SET TASK: Only a number is expected: how many lines in the data below contain the word "Volume".

MATERIAL FOR THIS TASK:

===============

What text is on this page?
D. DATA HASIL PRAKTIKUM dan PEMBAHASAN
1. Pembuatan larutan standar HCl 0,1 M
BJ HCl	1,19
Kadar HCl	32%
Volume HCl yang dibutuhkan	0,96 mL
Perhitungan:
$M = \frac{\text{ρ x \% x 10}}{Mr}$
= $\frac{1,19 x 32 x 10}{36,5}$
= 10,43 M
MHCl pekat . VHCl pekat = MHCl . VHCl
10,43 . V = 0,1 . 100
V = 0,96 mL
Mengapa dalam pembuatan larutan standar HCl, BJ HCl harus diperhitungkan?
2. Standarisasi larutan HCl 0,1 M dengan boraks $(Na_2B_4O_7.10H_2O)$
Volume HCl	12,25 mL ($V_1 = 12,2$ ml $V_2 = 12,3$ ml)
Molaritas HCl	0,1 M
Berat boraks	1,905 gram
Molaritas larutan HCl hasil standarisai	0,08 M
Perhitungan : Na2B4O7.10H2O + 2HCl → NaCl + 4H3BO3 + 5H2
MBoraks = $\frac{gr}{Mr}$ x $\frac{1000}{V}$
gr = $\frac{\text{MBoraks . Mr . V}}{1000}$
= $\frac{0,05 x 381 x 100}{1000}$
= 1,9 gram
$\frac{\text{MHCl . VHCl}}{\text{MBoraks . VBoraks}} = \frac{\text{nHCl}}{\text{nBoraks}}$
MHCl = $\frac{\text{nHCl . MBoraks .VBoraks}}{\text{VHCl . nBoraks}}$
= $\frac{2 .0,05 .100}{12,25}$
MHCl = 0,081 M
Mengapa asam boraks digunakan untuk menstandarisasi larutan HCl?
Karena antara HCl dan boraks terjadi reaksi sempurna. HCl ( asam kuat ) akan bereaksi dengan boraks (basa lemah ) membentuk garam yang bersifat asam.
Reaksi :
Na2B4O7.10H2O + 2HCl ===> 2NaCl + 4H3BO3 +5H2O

===============

THE OUTPUT: 2